__STATED GOAL__
Copy, from the entries below, each line where the word "type" can be found.

__RECORDS SHOWN__
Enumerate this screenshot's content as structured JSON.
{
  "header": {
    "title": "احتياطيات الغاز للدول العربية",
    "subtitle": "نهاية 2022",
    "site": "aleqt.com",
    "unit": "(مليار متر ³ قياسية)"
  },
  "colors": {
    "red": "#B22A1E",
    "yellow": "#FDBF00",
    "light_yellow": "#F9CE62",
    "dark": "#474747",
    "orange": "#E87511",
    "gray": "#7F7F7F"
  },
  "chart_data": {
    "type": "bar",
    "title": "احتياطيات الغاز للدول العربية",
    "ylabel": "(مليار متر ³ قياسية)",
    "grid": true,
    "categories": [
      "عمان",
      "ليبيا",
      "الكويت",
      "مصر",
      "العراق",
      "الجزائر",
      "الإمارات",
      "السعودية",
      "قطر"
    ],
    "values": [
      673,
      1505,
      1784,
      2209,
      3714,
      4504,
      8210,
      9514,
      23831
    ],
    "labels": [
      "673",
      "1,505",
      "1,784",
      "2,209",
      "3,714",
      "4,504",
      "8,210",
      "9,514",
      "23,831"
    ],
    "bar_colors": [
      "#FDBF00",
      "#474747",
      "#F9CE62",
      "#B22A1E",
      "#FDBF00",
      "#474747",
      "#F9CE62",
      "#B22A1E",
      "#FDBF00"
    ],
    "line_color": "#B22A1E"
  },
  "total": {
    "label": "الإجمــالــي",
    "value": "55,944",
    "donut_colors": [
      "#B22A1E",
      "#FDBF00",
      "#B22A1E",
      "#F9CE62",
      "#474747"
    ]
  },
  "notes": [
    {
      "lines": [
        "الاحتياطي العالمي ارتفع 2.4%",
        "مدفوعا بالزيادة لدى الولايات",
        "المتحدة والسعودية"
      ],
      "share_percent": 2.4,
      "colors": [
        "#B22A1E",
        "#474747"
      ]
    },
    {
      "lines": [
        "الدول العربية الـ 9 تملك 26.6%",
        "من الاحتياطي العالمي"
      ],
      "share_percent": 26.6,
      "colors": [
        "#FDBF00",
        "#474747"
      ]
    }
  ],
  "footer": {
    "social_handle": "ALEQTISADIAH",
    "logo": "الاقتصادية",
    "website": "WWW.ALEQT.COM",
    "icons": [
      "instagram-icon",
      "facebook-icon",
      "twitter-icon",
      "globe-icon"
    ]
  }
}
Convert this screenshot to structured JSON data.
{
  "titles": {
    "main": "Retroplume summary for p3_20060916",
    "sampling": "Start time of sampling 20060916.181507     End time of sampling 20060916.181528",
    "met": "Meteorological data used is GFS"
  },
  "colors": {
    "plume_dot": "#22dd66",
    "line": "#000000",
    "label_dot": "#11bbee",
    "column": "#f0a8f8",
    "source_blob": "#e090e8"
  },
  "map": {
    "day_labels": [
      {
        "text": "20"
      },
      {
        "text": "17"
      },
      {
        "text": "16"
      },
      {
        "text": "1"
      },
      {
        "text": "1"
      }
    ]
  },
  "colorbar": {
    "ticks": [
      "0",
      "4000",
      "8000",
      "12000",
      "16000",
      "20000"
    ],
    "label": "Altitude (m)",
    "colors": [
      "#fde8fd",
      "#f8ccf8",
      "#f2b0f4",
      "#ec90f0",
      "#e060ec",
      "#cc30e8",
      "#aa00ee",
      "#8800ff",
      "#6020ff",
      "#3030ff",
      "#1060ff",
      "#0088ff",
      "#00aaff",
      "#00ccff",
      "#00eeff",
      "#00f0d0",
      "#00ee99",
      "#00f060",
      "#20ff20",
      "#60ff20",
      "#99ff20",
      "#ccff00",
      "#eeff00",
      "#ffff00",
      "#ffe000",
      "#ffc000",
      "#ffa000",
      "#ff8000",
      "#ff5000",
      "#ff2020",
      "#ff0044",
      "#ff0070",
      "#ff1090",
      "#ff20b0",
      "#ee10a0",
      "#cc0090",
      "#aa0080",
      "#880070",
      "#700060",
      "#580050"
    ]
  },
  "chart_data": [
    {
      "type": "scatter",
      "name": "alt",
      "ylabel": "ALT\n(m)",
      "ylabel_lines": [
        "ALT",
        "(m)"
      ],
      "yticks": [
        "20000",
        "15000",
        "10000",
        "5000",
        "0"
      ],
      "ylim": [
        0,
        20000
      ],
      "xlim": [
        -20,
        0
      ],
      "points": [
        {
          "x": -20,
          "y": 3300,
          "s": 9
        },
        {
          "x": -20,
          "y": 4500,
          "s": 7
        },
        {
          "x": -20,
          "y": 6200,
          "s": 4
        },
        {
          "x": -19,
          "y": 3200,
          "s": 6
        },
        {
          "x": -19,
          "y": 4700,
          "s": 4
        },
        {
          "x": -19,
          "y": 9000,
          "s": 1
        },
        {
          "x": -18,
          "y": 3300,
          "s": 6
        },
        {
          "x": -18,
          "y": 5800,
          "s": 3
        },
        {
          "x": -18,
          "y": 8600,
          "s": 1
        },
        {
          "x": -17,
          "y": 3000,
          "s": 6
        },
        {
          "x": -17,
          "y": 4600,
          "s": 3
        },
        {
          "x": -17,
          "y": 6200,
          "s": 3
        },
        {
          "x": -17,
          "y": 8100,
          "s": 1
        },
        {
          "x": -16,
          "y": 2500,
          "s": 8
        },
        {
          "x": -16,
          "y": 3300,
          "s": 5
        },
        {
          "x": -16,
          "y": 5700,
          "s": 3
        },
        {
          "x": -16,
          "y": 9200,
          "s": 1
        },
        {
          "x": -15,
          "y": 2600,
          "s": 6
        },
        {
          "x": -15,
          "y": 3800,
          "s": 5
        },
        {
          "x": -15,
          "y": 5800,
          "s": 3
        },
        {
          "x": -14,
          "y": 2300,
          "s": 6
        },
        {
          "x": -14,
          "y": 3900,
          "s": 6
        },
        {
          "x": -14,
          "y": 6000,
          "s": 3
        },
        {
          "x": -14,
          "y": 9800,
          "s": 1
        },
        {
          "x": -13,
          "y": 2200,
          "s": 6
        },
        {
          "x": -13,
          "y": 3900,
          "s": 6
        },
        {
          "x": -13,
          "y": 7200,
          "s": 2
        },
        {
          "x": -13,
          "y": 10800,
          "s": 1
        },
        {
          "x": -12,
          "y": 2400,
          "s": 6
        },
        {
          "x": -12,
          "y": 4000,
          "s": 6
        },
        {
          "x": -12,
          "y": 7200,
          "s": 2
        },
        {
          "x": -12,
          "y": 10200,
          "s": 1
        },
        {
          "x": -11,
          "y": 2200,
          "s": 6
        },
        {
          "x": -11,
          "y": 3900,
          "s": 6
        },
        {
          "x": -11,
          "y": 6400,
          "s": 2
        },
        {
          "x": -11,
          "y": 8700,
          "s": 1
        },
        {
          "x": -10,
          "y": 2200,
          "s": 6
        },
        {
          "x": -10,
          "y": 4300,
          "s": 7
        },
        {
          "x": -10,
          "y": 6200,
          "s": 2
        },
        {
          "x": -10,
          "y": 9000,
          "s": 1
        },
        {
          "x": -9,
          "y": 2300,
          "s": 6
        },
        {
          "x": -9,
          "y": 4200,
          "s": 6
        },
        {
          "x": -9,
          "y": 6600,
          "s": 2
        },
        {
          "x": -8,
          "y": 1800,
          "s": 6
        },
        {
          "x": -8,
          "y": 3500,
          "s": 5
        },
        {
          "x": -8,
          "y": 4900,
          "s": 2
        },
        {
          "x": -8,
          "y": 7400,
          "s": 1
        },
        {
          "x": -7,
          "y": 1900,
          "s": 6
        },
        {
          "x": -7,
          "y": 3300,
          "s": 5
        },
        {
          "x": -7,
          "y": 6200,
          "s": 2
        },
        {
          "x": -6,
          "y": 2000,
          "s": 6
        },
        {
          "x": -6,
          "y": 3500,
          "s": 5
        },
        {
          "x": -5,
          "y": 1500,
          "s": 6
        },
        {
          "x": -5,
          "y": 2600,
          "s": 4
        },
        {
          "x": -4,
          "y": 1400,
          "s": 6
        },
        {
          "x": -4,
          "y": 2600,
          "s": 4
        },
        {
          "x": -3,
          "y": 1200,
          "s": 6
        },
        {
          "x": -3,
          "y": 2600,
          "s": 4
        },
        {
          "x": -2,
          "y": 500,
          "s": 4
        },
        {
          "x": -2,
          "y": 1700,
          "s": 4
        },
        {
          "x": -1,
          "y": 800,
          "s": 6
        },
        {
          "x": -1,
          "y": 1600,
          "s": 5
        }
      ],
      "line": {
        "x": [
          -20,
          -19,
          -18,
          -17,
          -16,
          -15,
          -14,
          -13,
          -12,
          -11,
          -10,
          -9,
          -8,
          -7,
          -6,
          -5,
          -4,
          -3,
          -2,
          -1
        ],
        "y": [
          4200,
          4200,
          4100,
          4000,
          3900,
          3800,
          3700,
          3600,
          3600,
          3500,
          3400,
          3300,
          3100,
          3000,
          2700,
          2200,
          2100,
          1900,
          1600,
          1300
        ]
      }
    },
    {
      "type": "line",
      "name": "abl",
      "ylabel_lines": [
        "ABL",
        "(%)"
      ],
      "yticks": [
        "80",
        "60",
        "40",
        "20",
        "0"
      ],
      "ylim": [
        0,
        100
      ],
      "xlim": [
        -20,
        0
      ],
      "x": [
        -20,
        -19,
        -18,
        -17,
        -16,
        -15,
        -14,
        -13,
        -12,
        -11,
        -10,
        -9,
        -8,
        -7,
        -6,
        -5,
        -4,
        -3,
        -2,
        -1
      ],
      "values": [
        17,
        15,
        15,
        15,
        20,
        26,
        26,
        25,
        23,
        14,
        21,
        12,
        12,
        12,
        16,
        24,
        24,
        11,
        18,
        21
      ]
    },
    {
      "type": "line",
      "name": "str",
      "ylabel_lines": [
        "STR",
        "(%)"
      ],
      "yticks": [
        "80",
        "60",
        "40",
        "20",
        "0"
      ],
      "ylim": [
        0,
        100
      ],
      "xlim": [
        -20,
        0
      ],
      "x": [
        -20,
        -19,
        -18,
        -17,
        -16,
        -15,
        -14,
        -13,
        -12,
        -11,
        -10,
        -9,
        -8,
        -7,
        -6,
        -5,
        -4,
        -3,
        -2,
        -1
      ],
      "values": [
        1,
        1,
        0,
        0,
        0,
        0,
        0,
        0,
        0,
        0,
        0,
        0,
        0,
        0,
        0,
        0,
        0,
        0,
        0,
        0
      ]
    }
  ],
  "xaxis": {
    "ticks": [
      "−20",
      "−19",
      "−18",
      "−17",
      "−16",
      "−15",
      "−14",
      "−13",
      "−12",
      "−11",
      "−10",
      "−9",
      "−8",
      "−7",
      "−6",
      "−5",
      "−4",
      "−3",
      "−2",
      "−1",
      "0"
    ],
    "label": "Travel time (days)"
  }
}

__IN RESPONSE__
    "type": "bar",
      "type": "scatter",
      "type": "line",
      "type": "line",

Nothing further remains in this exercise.